Stored dataset items:

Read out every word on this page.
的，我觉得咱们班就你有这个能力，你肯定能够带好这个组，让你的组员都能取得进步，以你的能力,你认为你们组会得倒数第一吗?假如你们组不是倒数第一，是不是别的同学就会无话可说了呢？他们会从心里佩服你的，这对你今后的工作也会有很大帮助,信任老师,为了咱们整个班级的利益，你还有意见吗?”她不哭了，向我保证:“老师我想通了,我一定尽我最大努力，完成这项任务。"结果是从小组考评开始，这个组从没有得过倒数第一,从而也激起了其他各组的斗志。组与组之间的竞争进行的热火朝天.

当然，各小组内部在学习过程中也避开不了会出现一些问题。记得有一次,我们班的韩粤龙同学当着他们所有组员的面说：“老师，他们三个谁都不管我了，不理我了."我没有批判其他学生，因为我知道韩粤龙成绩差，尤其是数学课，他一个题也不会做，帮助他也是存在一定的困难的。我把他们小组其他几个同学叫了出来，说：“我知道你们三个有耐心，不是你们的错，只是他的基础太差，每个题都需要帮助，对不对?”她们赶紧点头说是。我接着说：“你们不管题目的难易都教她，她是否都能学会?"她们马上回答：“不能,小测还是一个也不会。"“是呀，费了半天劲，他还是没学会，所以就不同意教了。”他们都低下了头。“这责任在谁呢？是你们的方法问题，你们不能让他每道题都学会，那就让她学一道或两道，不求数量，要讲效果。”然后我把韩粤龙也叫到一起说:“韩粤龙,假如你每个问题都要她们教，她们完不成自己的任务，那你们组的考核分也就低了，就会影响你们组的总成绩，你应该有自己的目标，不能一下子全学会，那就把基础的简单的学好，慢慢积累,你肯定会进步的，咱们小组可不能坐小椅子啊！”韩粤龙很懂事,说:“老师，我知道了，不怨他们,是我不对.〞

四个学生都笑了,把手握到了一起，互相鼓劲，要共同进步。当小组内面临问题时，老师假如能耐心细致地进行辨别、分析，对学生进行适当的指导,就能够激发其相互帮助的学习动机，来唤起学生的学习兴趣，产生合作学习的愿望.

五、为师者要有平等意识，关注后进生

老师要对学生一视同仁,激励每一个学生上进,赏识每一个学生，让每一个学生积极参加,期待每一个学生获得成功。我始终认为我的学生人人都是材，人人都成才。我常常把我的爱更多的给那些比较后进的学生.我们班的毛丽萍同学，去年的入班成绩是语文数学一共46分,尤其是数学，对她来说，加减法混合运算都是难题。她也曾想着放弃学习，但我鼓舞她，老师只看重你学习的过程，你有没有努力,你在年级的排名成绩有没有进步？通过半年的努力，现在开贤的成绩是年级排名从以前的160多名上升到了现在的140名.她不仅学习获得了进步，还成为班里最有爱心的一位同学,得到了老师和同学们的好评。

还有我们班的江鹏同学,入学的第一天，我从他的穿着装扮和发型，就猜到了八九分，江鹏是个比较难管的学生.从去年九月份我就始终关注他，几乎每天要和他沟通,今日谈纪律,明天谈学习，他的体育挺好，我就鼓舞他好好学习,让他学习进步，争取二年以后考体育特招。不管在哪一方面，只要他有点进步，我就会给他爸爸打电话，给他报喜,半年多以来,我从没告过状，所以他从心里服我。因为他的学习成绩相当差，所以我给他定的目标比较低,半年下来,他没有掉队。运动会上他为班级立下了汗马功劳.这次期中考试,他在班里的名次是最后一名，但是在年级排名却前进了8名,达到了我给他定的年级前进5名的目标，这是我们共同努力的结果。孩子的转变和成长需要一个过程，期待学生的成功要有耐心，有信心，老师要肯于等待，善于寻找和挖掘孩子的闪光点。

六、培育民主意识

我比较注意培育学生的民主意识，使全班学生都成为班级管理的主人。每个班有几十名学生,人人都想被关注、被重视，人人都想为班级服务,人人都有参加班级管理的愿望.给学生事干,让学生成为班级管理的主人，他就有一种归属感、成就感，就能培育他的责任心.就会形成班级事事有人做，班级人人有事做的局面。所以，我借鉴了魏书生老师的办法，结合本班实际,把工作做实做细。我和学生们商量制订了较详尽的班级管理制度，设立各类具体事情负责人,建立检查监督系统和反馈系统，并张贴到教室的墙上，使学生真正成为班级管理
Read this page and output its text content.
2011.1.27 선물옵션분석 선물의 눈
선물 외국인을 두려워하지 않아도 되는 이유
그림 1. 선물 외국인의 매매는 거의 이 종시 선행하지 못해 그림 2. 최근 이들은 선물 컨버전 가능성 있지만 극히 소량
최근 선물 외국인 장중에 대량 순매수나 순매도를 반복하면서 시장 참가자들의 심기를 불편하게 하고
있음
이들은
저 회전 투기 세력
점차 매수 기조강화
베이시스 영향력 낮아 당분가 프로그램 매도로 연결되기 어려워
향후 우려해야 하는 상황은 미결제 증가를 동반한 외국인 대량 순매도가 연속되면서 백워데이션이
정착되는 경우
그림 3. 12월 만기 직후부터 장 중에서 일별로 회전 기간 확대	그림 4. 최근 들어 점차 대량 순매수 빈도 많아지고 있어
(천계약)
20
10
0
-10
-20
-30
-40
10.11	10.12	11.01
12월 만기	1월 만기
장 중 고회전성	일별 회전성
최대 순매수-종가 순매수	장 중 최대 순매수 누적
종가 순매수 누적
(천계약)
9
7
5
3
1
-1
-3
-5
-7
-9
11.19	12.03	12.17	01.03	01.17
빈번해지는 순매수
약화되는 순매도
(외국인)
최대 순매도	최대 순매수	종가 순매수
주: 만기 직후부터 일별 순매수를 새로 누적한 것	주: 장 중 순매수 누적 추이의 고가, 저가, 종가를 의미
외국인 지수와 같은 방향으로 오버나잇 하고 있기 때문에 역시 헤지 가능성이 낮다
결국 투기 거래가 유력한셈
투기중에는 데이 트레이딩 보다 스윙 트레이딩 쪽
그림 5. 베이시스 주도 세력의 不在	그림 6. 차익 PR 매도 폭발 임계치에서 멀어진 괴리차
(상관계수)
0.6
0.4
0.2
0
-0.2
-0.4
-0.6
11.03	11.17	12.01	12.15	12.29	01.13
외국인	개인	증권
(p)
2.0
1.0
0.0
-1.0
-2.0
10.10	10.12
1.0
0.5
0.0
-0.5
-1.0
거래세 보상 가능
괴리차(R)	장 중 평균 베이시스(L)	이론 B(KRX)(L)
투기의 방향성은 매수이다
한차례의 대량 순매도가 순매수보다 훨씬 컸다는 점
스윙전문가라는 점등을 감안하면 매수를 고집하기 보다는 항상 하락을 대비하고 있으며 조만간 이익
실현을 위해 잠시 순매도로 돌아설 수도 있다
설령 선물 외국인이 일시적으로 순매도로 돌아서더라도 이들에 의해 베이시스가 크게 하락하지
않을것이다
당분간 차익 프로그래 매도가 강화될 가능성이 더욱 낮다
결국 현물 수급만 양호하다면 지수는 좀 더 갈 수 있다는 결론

* _Instruction_:
Every entry needs to be retyped exactly.

* _Written response_:
Read out every word on this page.
的，我觉得咱们班就你有这个能力，你肯定能够带好这个组，让你的组员都能取得进步，以你的能力,你认为你们组会得倒数第一吗?假如你们组不是倒数第一，是不是别的同学就会无话可说了呢？他们会从心里佩服你的，这对你今后的工作也会有很大帮助,信任老师,为了咱们整个班级的利益，你还有意见吗?”她不哭了，向我保证:“老师我想通了,我一定尽我最大努力，完成这项任务。"结果是从小组考评开始，这个组从没有得过倒数第一,从而也激起了其他各组的斗志。组与组之间的竞争进行的热火朝天.

当然，各小组内部在学习过程中也避开不了会出现一些问题。记得有一次,我们班的韩粤龙同学当着他们所有组员的面说：“老师，他们三个谁都不管我了，不理我了."我没有批判其他学生，因为我知道韩粤龙成绩差，尤其是数学课，他一个题也不会做，帮助他也是存在一定的困难的。我把他们小组其他几个同学叫了出来，说：“我知道你们三个有耐心，不是你们的错，只是他的基础太差，每个题都需要帮助，对不对?”她们赶紧点头说是。我接着说：“你们不管题目的难易都教她，她是否都能学会?"她们马上回答：“不能,小测还是一个也不会。"“是呀，费了半天劲，他还是没学会，所以就不同意教了。”他们都低下了头。“这责任在谁呢？是你们的方法问题，你们不能让他每道题都学会，那就让她学一道或两道，不求数量，要讲效果。”然后我把韩粤龙也叫到一起说:“韩粤龙,假如你每个问题都要她们教，她们完不成自己的任务，那你们组的考核分也就低了，就会影响你们组的总成绩，你应该有自己的目标，不能一下子全学会，那就把基础的简单的学好，慢慢积累,你肯定会进步的，咱们小组可不能坐小椅子啊！”韩粤龙很懂事,说:“老师，我知道了，不怨他们,是我不对.〞

四个学生都笑了,把手握到了一起，互相鼓劲，要共同进步。当小组内面临问题时，老师假如能耐心细致地进行辨别、分析，对学生进行适当的指导,就能够激发其相互帮助的学习动机，来唤起学生的学习兴趣，产生合作学习的愿望.

五、为师者要有平等意识，关注后进生

老师要对学生一视同仁,激励每一个学生上进,赏识每一个学生，让每一个学生积极参加,期待每一个学生获得成功。我始终认为我的学生人人都是材，人人都成才。我常常把我的爱更多的给那些比较后进的学生.我们班的毛丽萍同学，去年的入班成绩是语文数学一共46分,尤其是数学，对她来说，加减法混合运算都是难题。她也曾想着放弃学习，但我鼓舞她，老师只看重你学习的过程，你有没有努力,你在年级的排名成绩有没有进步？通过半年的努力，现在开贤的成绩是年级排名从以前的160多名上升到了现在的140名.她不仅学习获得了进步，还成为班里最有爱心的一位同学,得到了老师和同学们的好评。

还有我们班的江鹏同学,入学的第一天，我从他的穿着装扮和发型，就猜到了八九分，江鹏是个比较难管的学生.从去年九月份我就始终关注他，几乎每天要和他沟通,今日谈纪律,明天谈学习，他的体育挺好，我就鼓舞他好好学习,让他学习进步，争取二年以后考体育特招。不管在哪一方面，只要他有点进步，我就会给他爸爸打电话，给他报喜,半年多以来,我从没告过状，所以他从心里服我。因为他的学习成绩相当差，所以我给他定的目标比较低,半年下来,他没有掉队。运动会上他为班级立下了汗马功劳.这次期中考试,他在班里的名次是最后一名，但是在年级排名却前进了8名,达到了我给他定的年级前进5名的目标，这是我们共同努力的结果。孩子的转变和成长需要一个过程，期待学生的成功要有耐心，有信心，老师要肯于等待，善于寻找和挖掘孩子的闪光点。

六、培育民主意识

我比较注意培育学生的民主意识，使全班学生都成为班级管理的主人。每个班有几十名学生,人人都想被关注、被重视，人人都想为班级服务,人人都有参加班级管理的愿望.给学生事干,让学生成为班级管理的主人，他就有一种归属感、成就感，就能培育他的责任心.就会形成班级事事有人做，班级人人有事做的局面。所以，我借鉴了魏书生老师的办法，结合本班实际,把工作做实做细。我和学生们商量制订了较详尽的班级管理制度，设立各类具体事情负责人,建立检查监督系统和反馈系统，并张贴到教室的墙上，使学生真正成为班级管理
Read this page and output its text content.
2011.1.27 선물옵션분석 선물의 눈
선물 외국인을 두려워하지 않아도 되는 이유
그림 1. 선물 외국인의 매매는 거의 이 종시 선행하지 못해 그림 2. 최근 이들은 선물 컨버전 가능성 있지만 극히 소량
최근 선물 외국인 장중에 대량 순매수나 순매도를 반복하면서 시장 참가자들의 심기를 불편하게 하고
있음
이들은
저 회전 투기 세력
점차 매수 기조강화
베이시스 영향력 낮아 당분가 프로그램 매도로 연결되기 어려워
향후 우려해야 하는 상황은 미결제 증가를 동반한 외국인 대량 순매도가 연속되면서 백워데이션이
정착되는 경우
그림 3. 12월 만기 직후부터 장 중에서 일별로 회전 기간 확대	그림 4. 최근 들어 점차 대량 순매수 빈도 많아지고 있어
(천계약)
20
10
0
-10
-20
-30
-40
10.11	10.12	11.01
12월 만기	1월 만기
장 중 고회전성	일별 회전성
최대 순매수-종가 순매수	장 중 최대 순매수 누적
종가 순매수 누적
(천계약)
9
7
5
3
1
-1
-3
-5
-7
-9
11.19	12.03	12.17	01.03	01.17
빈번해지는 순매수
약화되는 순매도
(외국인)
최대 순매도	최대 순매수	종가 순매수
주: 만기 직후부터 일별 순매수를 새로 누적한 것	주: 장 중 순매수 누적 추이의 고가, 저가, 종가를 의미
외국인 지수와 같은 방향으로 오버나잇 하고 있기 때문에 역시 헤지 가능성이 낮다
결국 투기 거래가 유력한셈
투기중에는 데이 트레이딩 보다 스윙 트레이딩 쪽
그림 5. 베이시스 주도 세력의 不在	그림 6. 차익 PR 매도 폭발 임계치에서 멀어진 괴리차
(상관계수)
0.6
0.4
0.2
0
-0.2
-0.4
-0.6
11.03	11.17	12.01	12.15	12.29	01.13
외국인	개인	증권
(p)
2.0
1.0
0.0
-1.0
-2.0
10.10	10.12
1.0
0.5
0.0
-0.5
-1.0
거래세 보상 가능
괴리차(R)	장 중 평균 베이시스(L)	이론 B(KRX)(L)
투기의 방향성은 매수이다
한차례의 대량 순매도가 순매수보다 훨씬 컸다는 점
스윙전문가라는 점등을 감안하면 매수를 고집하기 보다는 항상 하락을 대비하고 있으며 조만간 이익
실현을 위해 잠시 순매도로 돌아설 수도 있다
설령 선물 외국인이 일시적으로 순매도로 돌아서더라도 이들에 의해 베이시스가 크게 하락하지
않을것이다
당분간 차익 프로그래 매도가 강화될 가능성이 더욱 낮다
결국 현물 수급만 양호하다면 지수는 좀 더 갈 수 있다는 결론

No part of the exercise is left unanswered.